Exercise prompt -> Skip the pictures and quote all of the lines exactly.

Data listing ->
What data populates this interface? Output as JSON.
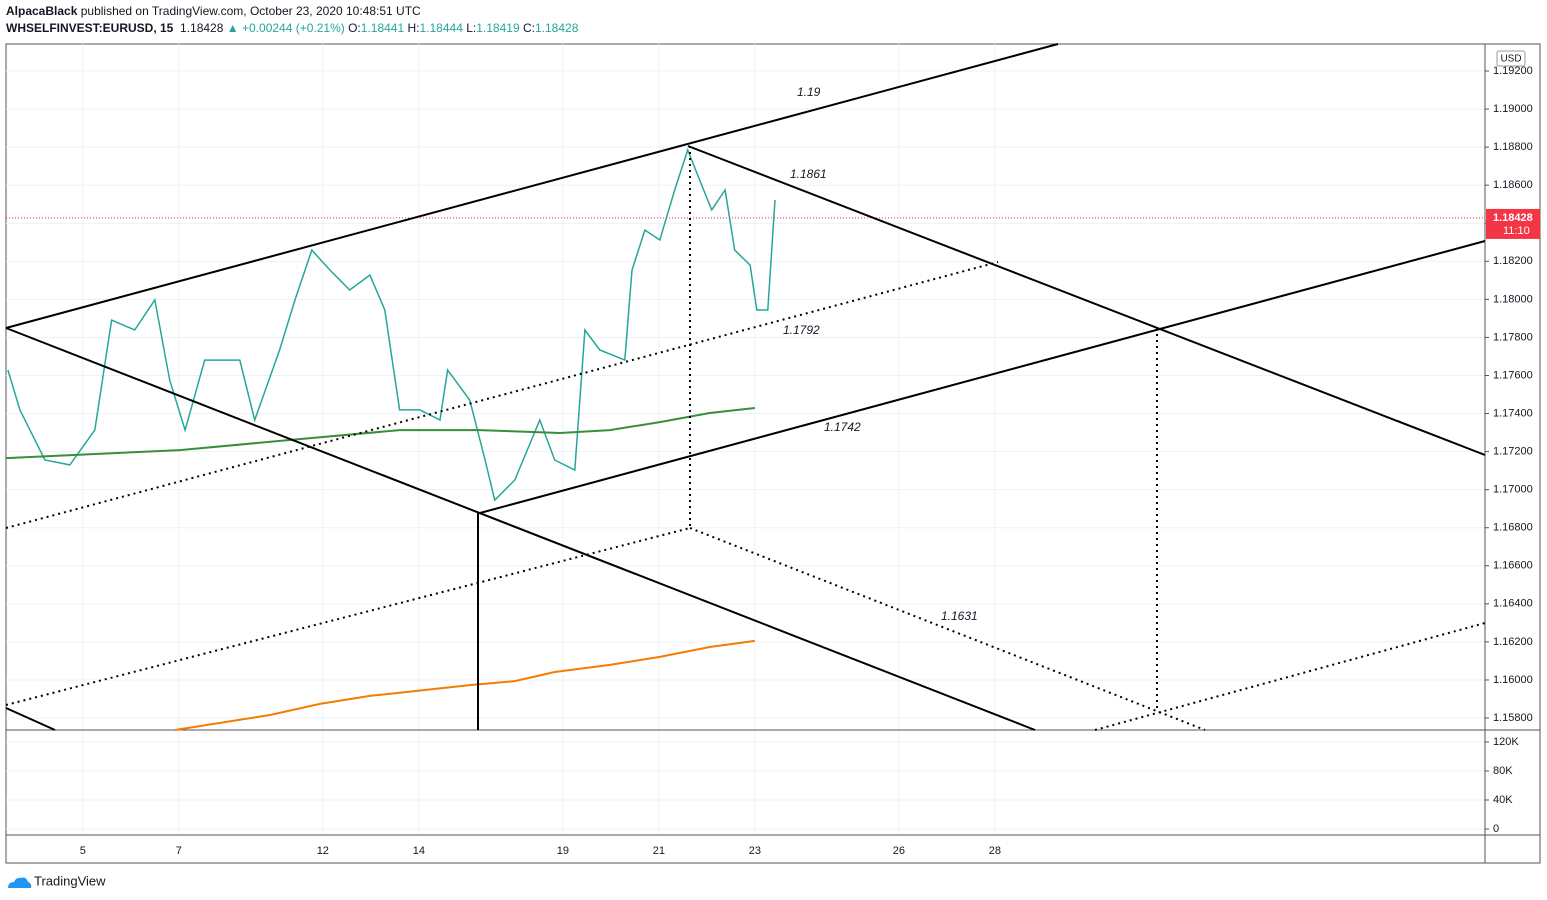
{
  "header": {
    "author": "AlpacaBlack",
    "published": "published on TradingView.com, October 23, 2020 10:48:51 UTC",
    "symbol": "WHSELFINVEST:EURUSD, 15",
    "last": "1.18428",
    "arrow": "▲",
    "change": "+0.00244 (+0.21%)",
    "ohlc": [
      {
        "label": "O:",
        "value": "1.18441"
      },
      {
        "label": "H:",
        "value": "1.18444"
      },
      {
        "label": "L:",
        "value": "1.18419"
      },
      {
        "label": "C:",
        "value": "1.18428"
      }
    ]
  },
  "chart_data": [
    {
      "type": "line",
      "currency": "USD",
      "grid": true,
      "xlim": [
        -1.6,
        29.21
      ],
      "ylim": [
        1.15737,
        1.19342
      ],
      "xticks": [
        {
          "value": 0,
          "label": "5"
        },
        {
          "value": 2,
          "label": "7"
        },
        {
          "value": 5,
          "label": "12"
        },
        {
          "value": 7,
          "label": "14"
        },
        {
          "value": 10,
          "label": "19"
        },
        {
          "value": 12,
          "label": "21"
        },
        {
          "value": 14,
          "label": "23"
        },
        {
          "value": 17,
          "label": "26"
        },
        {
          "value": 19,
          "label": "28"
        }
      ],
      "yticks": [
        {
          "value": 1.158,
          "label": "1.15800"
        },
        {
          "value": 1.16,
          "label": "1.16000"
        },
        {
          "value": 1.162,
          "label": "1.16200"
        },
        {
          "value": 1.164,
          "label": "1.16400"
        },
        {
          "value": 1.166,
          "label": "1.16600"
        },
        {
          "value": 1.168,
          "label": "1.16800"
        },
        {
          "value": 1.17,
          "label": "1.17000"
        },
        {
          "value": 1.172,
          "label": "1.17200"
        },
        {
          "value": 1.174,
          "label": "1.17400"
        },
        {
          "value": 1.176,
          "label": "1.17600"
        },
        {
          "value": 1.178,
          "label": "1.17800"
        },
        {
          "value": 1.18,
          "label": "1.18000"
        },
        {
          "value": 1.182,
          "label": "1.18200"
        },
        {
          "value": 1.184,
          "label": "1.18400"
        },
        {
          "value": 1.186,
          "label": "1.18600"
        },
        {
          "value": 1.188,
          "label": "1.18800"
        },
        {
          "value": 1.19,
          "label": "1.19000"
        },
        {
          "value": 1.192,
          "label": "1.19200"
        }
      ],
      "series": [
        {
          "color": "#26a69a",
          "x": [
            -1.56,
            -1.31,
            -0.79,
            -0.27,
            0.25,
            0.6,
            1.08,
            1.5,
            1.81,
            2.13,
            2.54,
            3.27,
            3.58,
            4.1,
            4.42,
            4.77,
            5.15,
            5.56,
            5.98,
            6.29,
            6.6,
            7.02,
            7.44,
            7.6,
            8.06,
            8.38,
            8.58,
            9.0,
            9.52,
            9.83,
            10.25,
            10.46,
            10.77,
            11.29,
            11.44,
            11.71,
            12.02,
            12.33,
            12.6,
            12.85,
            13.1,
            13.38,
            13.58,
            13.9,
            14.04,
            14.27,
            14.42
          ],
          "values": [
            1.17629,
            1.17419,
            1.17156,
            1.1713,
            1.17313,
            1.17891,
            1.17839,
            1.17997,
            1.17576,
            1.17313,
            1.17681,
            1.17681,
            1.17366,
            1.17734,
            1.17997,
            1.18259,
            1.18154,
            1.18049,
            1.18128,
            1.17944,
            1.17419,
            1.17419,
            1.17366,
            1.17629,
            1.17471,
            1.17156,
            1.16945,
            1.17051,
            1.17366,
            1.17156,
            1.17103,
            1.17839,
            1.17734,
            1.17681,
            1.18154,
            1.18364,
            1.18312,
            1.18575,
            1.18785,
            1.18627,
            1.1847,
            1.18575,
            1.18259,
            1.1818,
            1.17944,
            1.17944,
            1.18522
          ]
        },
        {
          "color": "#388e3c",
          "x": [
            -1.6,
            2.02,
            4.31,
            6.6,
            8.27,
            9.94,
            10.98,
            12.02,
            13.06,
            14.0
          ],
          "values": [
            1.17166,
            1.17208,
            1.17261,
            1.17313,
            1.17313,
            1.17298,
            1.17313,
            1.17355,
            1.17403,
            1.17429
          ]
        },
        {
          "color": "#f57c00",
          "x": [
            1.92,
            3.9,
            4.94,
            5.98,
            8.06,
            9.0,
            9.83,
            10.98,
            12.02,
            13.06,
            14.0
          ],
          "values": [
            1.15737,
            1.15816,
            1.15874,
            1.15916,
            1.15973,
            1.15994,
            1.16042,
            1.16079,
            1.16121,
            1.16173,
            1.16205
          ]
        }
      ],
      "last_price": {
        "value": 1.18428,
        "label": "1.18428",
        "countdown": "11:10",
        "color": "#f23645"
      },
      "annotations": [
        "1.19",
        "1.1861",
        "1.1792",
        "1.1742",
        "1.1631"
      ]
    },
    {
      "type": "bar",
      "ylim": [
        -8276,
        136552
      ],
      "yticks": [
        {
          "value": 120000,
          "label": "120K"
        },
        {
          "value": 80000,
          "label": "80K"
        },
        {
          "value": 40000,
          "label": "40K"
        },
        {
          "value": 0,
          "label": "0"
        }
      ]
    }
  ],
  "footer": {
    "brand": "TradingView"
  }
}
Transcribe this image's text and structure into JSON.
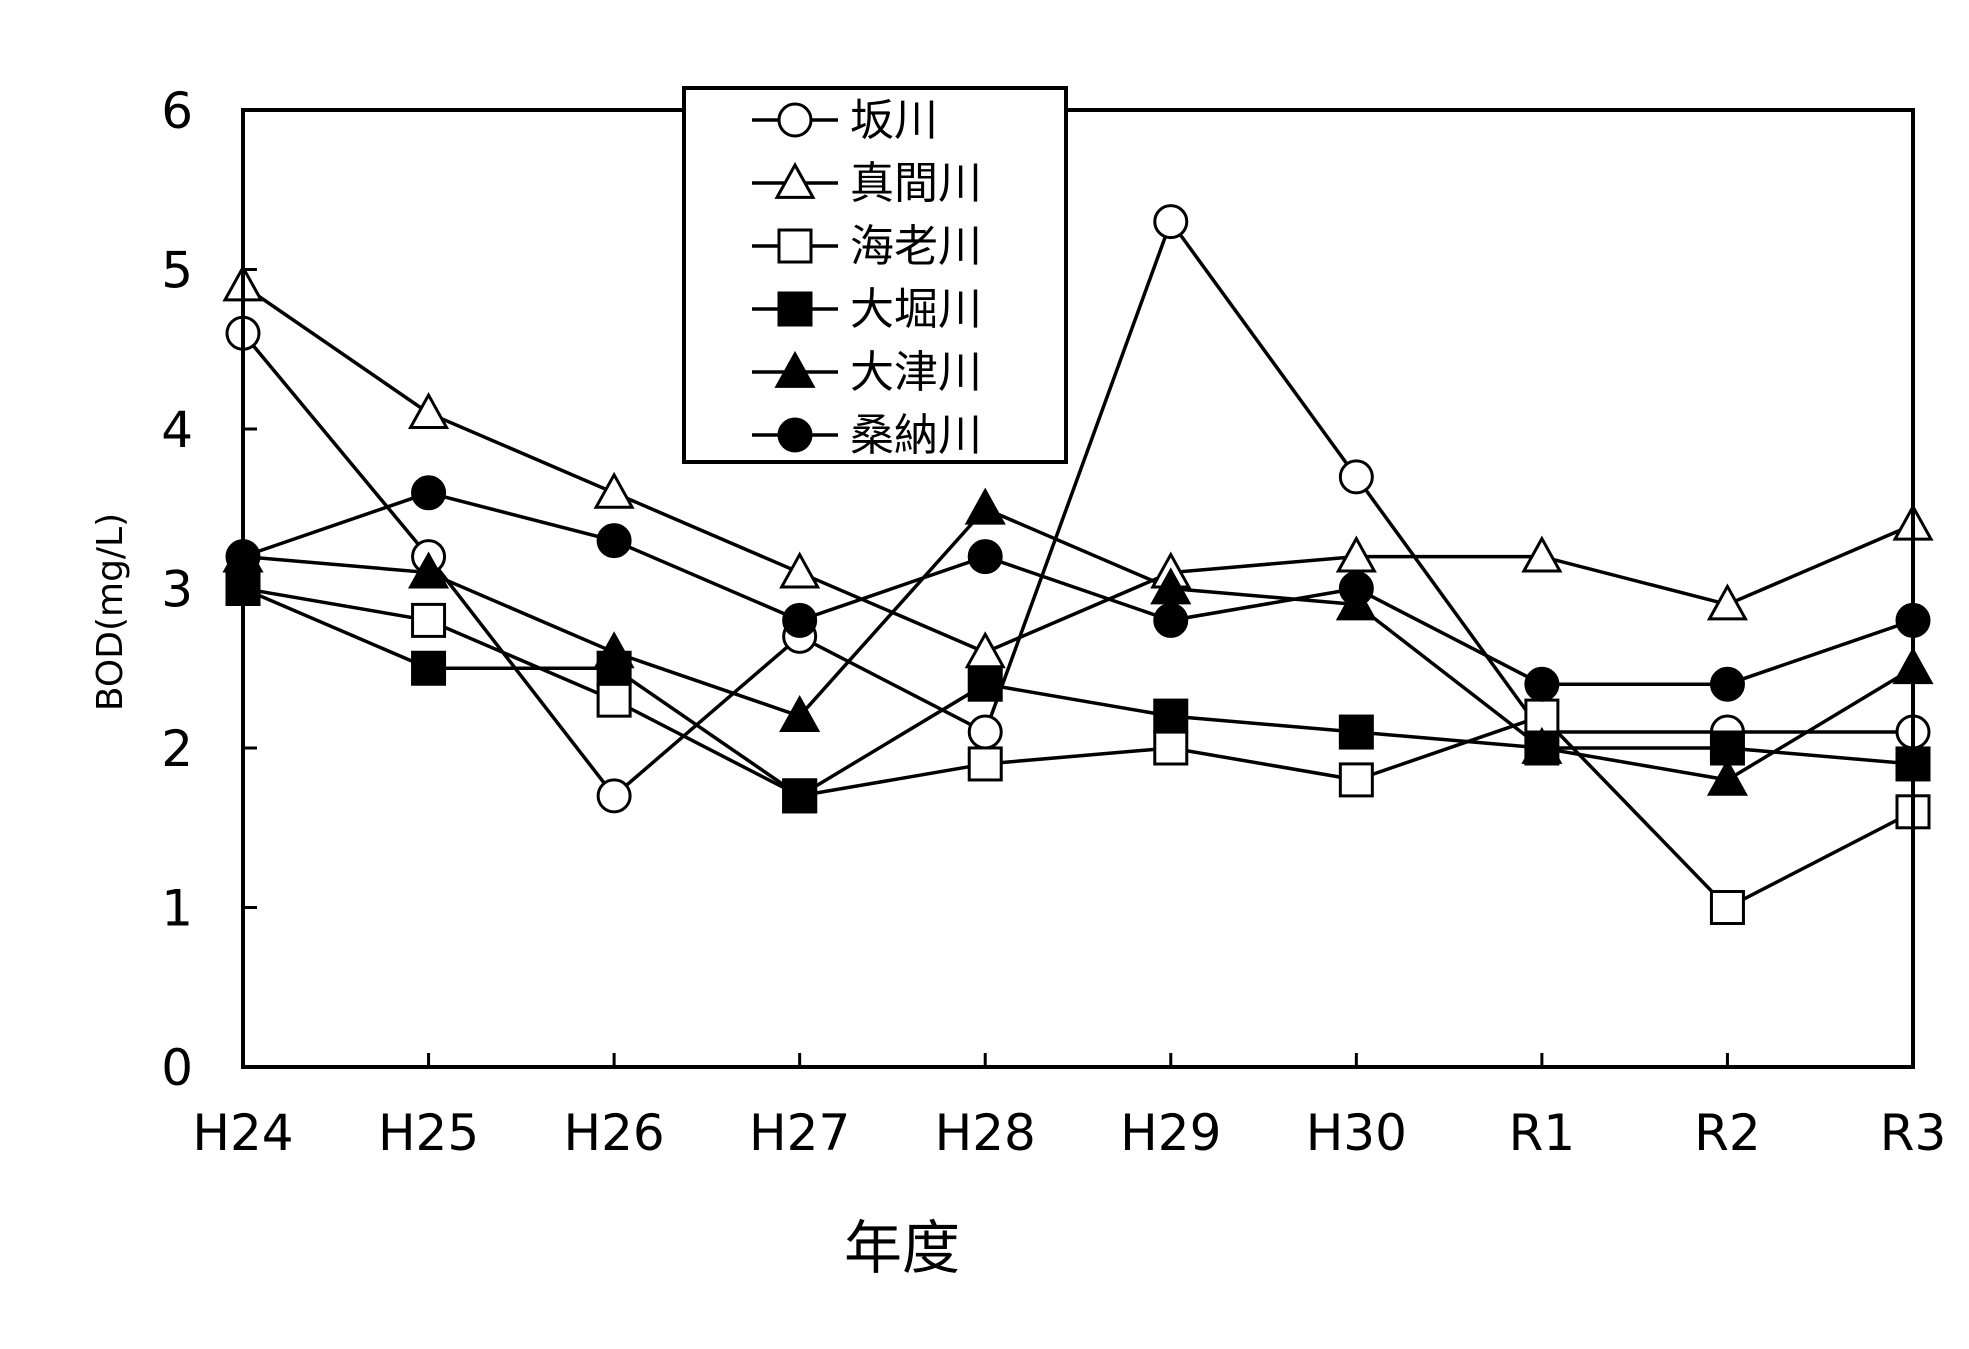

The reply ->
What data populates this interface? Output as JSON.
{
  "header": {
    "author": "AlpacaBlack",
    "published": "published on TradingView.com, October 23, 2020 10:48:51 UTC",
    "symbol": "WHSELFINVEST:EURUSD, 15",
    "last": "1.18428",
    "arrow": "▲",
    "change": "+0.00244 (+0.21%)",
    "ohlc": [
      {
        "label": "O:",
        "value": "1.18441"
      },
      {
        "label": "H:",
        "value": "1.18444"
      },
      {
        "label": "L:",
        "value": "1.18419"
      },
      {
        "label": "C:",
        "value": "1.18428"
      }
    ]
  },
  "chart_data": [
    {
      "type": "line",
      "currency": "USD",
      "grid": true,
      "xlim": [
        -1.6,
        29.21
      ],
      "ylim": [
        1.15737,
        1.19342
      ],
      "xticks": [
        {
          "value": 0,
          "label": "5"
        },
        {
          "value": 2,
          "label": "7"
        },
        {
          "value": 5,
          "label": "12"
        },
        {
          "value": 7,
          "label": "14"
        },
        {
          "value": 10,
          "label": "19"
        },
        {
          "value": 12,
          "label": "21"
        },
        {
          "value": 14,
          "label": "23"
        },
        {
          "value": 17,
          "label": "26"
        },
        {
          "value": 19,
          "label": "28"
        }
      ],
      "yticks": [
        {
          "value": 1.158,
          "label": "1.15800"
        },
        {
          "value": 1.16,
          "label": "1.16000"
        },
        {
          "value": 1.162,
          "label": "1.16200"
        },
        {
          "value": 1.164,
          "label": "1.16400"
        },
        {
          "value": 1.166,
          "label": "1.16600"
        },
        {
          "value": 1.168,
          "label": "1.16800"
        },
        {
          "value": 1.17,
          "label": "1.17000"
        },
        {
          "value": 1.172,
          "label": "1.17200"
        },
        {
          "value": 1.174,
          "label": "1.17400"
        },
        {
          "value": 1.176,
          "label": "1.17600"
        },
        {
          "value": 1.178,
          "label": "1.17800"
        },
        {
          "value": 1.18,
          "label": "1.18000"
        },
        {
          "value": 1.182,
          "label": "1.18200"
        },
        {
          "value": 1.184,
          "label": "1.18400"
        },
        {
          "value": 1.186,
          "label": "1.18600"
        },
        {
          "value": 1.188,
          "label": "1.18800"
        },
        {
          "value": 1.19,
          "label": "1.19000"
        },
        {
          "value": 1.192,
          "label": "1.19200"
        }
      ],
      "series": [
        {
          "color": "#26a69a",
          "x": [
            -1.56,
            -1.31,
            -0.79,
            -0.27,
            0.25,
            0.6,
            1.08,
            1.5,
            1.81,
            2.13,
            2.54,
            3.27,
            3.58,
            4.1,
            4.42,
            4.77,
            5.15,
            5.56,
            5.98,
            6.29,
            6.6,
            7.02,
            7.44,
            7.6,
            8.06,
            8.38,
            8.58,
            9.0,
            9.52,
            9.83,
            10.25,
            10.46,
            10.77,
            11.29,
            11.44,
            11.71,
            12.02,
            12.33,
            12.6,
            12.85,
            13.1,
            13.38,
            13.58,
            13.9,
            14.04,
            14.27,
            14.42
          ],
          "values": [
            1.17629,
            1.17419,
            1.17156,
            1.1713,
            1.17313,
            1.17891,
            1.17839,
            1.17997,
            1.17576,
            1.17313,
            1.17681,
            1.17681,
            1.17366,
            1.17734,
            1.17997,
            1.18259,
            1.18154,
            1.18049,
            1.18128,
            1.17944,
            1.17419,
            1.17419,
            1.17366,
            1.17629,
            1.17471,
            1.17156,
            1.16945,
            1.17051,
            1.17366,
            1.17156,
            1.17103,
            1.17839,
            1.17734,
            1.17681,
            1.18154,
            1.18364,
            1.18312,
            1.18575,
            1.18785,
            1.18627,
            1.1847,
            1.18575,
            1.18259,
            1.1818,
            1.17944,
            1.17944,
            1.18522
          ]
        },
        {
          "color": "#388e3c",
          "x": [
            -1.6,
            2.02,
            4.31,
            6.6,
            8.27,
            9.94,
            10.98,
            12.02,
            13.06,
            14.0
          ],
          "values": [
            1.17166,
            1.17208,
            1.17261,
            1.17313,
            1.17313,
            1.17298,
            1.17313,
            1.17355,
            1.17403,
            1.17429
          ]
        },
        {
          "color": "#f57c00",
          "x": [
            1.92,
            3.9,
            4.94,
            5.98,
            8.06,
            9.0,
            9.83,
            10.98,
            12.02,
            13.06,
            14.0
          ],
          "values": [
            1.15737,
            1.15816,
            1.15874,
            1.15916,
            1.15973,
            1.15994,
            1.16042,
            1.16079,
            1.16121,
            1.16173,
            1.16205
          ]
        }
      ],
      "last_price": {
        "value": 1.18428,
        "label": "1.18428",
        "countdown": "11:10",
        "color": "#f23645"
      },
      "annotations": [
        "1.19",
        "1.1861",
        "1.1792",
        "1.1742",
        "1.1631"
      ]
    },
    {
      "type": "bar",
      "ylim": [
        -8276,
        136552
      ],
      "yticks": [
        {
          "value": 120000,
          "label": "120K"
        },
        {
          "value": 80000,
          "label": "80K"
        },
        {
          "value": 40000,
          "label": "40K"
        },
        {
          "value": 0,
          "label": "0"
        }
      ]
    }
  ],
  "footer": {
    "brand": "TradingView"
  }
}
Transcribe this image's text and structure into JSON.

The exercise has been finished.